◆ OPDRACHT 1
Schrijf de regels uit de records letterlijk over, van de eerste regel van de records tot en met de regel met "71, 263, 87]".

◆ GEGEVEN TEKST
Hiermee is de Nederlandse fosfaatproductie voor het tweede achtereenvolgende jaar onder het fosfaatproductieplafond van 173 mln kg fosfaat gebleven. Op basis van deze cijfers concludeer ik dat in 2012 het voerspoor weer succesvol was.

Per sector zijn er verschillende verklaringen voor de afname:

  • In de rundveehouderij is het gemiddelde fosforgehalte in het rundveemengvoer flink gedaald als gevolg van het convenant voerspoor. Hierdoor is de hoeveelheid fosfaatuitscheiding ondanks een grotere melkproductie en meer fosfaat in het ruwvoer toch gedaald. In 2011 daalde de fosfaatuitscheiding van rundvee door beperking van het fosforgehalte in rundveemengvoer als gevolg van het convenant al met 5 miljoen kg.

  • In de varkenshouderij zijn de fosfaatgehaltes in het voer ook gedaald. Dit is vooral toe te schrijven aan de keuze van grondstoffen op basis van prijzen, aan voer dat beter is afgestemd op het mesten van beren en een verbetering van de voerconversie bij vleesvarkens. Ook is de varkensstapel gekrompen.

◆ INVOERGEGEVENS
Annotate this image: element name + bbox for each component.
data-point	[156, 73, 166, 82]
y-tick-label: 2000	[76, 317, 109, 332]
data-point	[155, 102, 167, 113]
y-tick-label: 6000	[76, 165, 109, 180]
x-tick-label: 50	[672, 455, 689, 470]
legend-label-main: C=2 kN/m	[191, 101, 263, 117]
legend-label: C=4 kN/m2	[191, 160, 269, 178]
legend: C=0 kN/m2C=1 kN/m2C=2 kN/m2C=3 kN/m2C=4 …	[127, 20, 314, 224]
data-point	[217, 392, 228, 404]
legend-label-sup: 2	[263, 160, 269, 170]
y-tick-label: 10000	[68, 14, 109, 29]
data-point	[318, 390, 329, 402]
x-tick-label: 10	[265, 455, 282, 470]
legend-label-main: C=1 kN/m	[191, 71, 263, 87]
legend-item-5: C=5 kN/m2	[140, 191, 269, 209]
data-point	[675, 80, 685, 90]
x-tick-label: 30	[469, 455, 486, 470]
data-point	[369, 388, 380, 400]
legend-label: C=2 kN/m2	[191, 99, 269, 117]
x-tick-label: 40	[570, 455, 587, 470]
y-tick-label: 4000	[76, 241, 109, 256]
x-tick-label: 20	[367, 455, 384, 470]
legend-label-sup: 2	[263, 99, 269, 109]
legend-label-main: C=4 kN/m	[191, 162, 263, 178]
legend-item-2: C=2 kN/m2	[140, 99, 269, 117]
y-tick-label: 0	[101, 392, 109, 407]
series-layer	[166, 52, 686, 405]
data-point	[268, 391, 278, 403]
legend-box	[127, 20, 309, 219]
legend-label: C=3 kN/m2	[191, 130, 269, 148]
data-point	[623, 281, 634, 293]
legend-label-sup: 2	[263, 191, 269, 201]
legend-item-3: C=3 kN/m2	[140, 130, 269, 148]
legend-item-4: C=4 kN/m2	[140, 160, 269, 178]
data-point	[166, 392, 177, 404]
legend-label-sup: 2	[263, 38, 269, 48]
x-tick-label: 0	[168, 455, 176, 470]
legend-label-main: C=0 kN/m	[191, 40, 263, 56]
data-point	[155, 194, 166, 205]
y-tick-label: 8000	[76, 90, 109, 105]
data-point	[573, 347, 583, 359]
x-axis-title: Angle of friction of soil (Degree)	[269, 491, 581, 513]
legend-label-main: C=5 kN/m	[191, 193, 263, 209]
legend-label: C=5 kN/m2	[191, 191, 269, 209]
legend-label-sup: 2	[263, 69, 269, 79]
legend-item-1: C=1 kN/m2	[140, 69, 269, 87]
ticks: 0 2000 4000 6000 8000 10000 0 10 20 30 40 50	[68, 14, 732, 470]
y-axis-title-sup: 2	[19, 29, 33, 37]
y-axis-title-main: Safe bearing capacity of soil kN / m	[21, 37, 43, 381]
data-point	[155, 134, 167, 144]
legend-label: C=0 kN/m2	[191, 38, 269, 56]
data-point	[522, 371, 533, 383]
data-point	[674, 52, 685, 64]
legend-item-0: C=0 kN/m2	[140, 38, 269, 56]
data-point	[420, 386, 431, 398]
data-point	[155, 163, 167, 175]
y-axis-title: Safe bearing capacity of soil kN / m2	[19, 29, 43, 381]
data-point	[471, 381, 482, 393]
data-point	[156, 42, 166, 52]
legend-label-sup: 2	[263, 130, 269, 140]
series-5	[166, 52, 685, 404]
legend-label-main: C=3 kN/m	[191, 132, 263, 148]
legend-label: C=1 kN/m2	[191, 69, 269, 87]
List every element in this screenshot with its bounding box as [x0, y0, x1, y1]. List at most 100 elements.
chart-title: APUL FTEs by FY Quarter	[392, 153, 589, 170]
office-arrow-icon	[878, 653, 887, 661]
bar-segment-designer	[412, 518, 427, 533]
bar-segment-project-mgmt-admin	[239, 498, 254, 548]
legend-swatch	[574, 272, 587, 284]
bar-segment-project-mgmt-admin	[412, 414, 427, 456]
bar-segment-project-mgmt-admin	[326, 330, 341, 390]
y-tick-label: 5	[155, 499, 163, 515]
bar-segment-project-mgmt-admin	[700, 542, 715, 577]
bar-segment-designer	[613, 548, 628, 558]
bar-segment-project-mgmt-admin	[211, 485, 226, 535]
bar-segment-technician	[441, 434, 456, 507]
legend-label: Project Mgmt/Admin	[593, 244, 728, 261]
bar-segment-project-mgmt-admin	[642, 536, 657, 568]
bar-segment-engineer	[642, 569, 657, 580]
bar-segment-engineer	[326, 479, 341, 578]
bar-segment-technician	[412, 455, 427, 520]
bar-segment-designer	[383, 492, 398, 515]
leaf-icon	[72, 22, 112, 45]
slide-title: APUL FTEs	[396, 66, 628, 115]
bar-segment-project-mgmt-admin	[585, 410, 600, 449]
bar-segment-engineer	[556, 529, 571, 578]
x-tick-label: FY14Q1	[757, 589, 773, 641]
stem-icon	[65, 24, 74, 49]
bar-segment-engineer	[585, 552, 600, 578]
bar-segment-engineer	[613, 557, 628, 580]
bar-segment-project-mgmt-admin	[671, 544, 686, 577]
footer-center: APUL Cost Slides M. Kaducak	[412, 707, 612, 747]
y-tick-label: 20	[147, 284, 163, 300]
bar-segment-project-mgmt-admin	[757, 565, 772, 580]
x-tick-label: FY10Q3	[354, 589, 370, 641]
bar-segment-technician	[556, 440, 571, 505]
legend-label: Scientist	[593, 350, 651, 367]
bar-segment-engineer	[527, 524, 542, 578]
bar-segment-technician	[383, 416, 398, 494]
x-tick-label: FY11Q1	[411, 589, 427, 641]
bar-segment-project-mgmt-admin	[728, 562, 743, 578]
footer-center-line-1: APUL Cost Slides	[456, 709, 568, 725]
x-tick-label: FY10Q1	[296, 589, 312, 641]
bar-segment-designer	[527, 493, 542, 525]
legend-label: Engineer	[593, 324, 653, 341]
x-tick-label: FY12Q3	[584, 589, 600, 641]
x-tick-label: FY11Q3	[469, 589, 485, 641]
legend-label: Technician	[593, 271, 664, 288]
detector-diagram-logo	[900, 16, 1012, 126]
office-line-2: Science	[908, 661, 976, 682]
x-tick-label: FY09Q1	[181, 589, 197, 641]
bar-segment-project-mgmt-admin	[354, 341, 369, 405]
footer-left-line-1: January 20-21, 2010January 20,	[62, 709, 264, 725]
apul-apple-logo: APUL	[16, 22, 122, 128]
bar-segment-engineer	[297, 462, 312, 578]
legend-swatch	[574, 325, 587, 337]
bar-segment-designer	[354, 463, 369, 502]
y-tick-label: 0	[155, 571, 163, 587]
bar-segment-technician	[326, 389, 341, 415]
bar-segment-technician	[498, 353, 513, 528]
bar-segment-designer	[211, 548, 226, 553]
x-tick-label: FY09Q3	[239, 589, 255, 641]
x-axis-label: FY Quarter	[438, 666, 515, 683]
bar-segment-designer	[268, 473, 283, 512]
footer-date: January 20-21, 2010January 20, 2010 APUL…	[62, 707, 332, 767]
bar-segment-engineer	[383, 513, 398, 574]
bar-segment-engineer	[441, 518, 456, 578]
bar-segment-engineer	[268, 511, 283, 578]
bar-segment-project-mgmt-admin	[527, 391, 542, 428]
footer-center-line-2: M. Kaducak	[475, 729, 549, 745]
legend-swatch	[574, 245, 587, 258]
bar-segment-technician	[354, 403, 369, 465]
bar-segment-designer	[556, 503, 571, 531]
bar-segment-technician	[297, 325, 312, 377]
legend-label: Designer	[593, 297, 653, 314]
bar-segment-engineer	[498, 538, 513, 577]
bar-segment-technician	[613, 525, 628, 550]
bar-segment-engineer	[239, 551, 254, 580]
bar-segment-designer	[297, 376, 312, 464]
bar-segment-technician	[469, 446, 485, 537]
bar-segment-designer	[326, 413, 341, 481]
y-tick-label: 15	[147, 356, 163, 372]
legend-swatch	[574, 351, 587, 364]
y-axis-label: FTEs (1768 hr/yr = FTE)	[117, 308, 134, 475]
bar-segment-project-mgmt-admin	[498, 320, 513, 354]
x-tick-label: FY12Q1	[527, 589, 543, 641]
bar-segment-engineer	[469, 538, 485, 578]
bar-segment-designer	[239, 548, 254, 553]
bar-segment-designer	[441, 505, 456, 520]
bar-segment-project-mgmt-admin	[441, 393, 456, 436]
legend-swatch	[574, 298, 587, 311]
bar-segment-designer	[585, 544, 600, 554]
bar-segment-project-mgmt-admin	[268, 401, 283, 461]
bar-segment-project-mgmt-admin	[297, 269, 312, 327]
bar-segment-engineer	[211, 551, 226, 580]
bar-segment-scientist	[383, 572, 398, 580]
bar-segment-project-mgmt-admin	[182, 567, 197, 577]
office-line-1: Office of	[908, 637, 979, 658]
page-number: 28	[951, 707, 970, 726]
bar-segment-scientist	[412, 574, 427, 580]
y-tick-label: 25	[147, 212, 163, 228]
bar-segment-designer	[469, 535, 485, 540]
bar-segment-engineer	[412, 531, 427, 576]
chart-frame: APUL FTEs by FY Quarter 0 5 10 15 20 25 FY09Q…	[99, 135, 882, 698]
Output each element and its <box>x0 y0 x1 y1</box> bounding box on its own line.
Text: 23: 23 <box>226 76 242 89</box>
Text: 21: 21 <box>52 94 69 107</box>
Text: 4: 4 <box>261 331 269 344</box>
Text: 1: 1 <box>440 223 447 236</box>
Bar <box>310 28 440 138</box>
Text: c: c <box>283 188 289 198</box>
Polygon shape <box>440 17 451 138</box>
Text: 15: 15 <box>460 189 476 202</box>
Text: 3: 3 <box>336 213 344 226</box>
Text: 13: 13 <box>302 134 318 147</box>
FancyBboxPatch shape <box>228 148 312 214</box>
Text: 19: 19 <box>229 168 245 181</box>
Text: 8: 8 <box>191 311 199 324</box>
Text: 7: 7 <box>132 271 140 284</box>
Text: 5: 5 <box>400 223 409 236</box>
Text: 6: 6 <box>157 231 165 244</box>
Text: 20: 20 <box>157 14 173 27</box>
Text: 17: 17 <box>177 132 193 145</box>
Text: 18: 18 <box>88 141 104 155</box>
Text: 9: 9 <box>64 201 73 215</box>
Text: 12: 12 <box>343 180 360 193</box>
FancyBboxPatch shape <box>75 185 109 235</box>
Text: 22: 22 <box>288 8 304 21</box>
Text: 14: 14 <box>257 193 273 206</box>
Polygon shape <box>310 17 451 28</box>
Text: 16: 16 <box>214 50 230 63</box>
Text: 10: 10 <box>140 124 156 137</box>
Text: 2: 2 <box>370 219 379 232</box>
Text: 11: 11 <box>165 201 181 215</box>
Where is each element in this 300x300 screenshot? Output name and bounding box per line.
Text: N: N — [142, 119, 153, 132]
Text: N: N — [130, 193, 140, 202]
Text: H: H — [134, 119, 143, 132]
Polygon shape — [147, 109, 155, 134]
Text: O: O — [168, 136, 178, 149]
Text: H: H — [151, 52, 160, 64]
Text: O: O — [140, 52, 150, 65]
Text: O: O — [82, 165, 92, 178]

◆ OPDRACHT 2
Welke oorzaken noemt de tekst over fosfaat voor de daling van de fosfaatgehaltes in het voer in de varkenshouderij?

◆ EINDRESULTAAT 1
Annotate this image: element name + bbox for each component.
data-point	[156, 73, 166, 82]
y-tick-label: 2000	[76, 317, 109, 332]
data-point	[155, 102, 167, 113]
y-tick-label: 6000	[76, 165, 109, 180]
x-tick-label: 50	[672, 455, 689, 470]
legend-label-main: C=2 kN/m	[191, 101, 263, 117]
legend-label: C=4 kN/m2	[191, 160, 269, 178]
legend: C=0 kN/m2C=1 kN/m2C=2 kN/m2C=3 kN/m2C=4 …	[127, 20, 314, 224]
data-point	[217, 392, 228, 404]
legend-label-sup: 2	[263, 160, 269, 170]
y-tick-label: 10000	[68, 14, 109, 29]
data-point	[318, 390, 329, 402]
x-tick-label: 10	[265, 455, 282, 470]
legend-label-main: C=1 kN/m	[191, 71, 263, 87]

◆ EINDRESULTAAT 2
- De keuze van grondstoffen op basis van prijzen
- Voer dat beter is afgestemd op het mesten van beren
- Een verbetering van de voerconversie bij vleesvarkens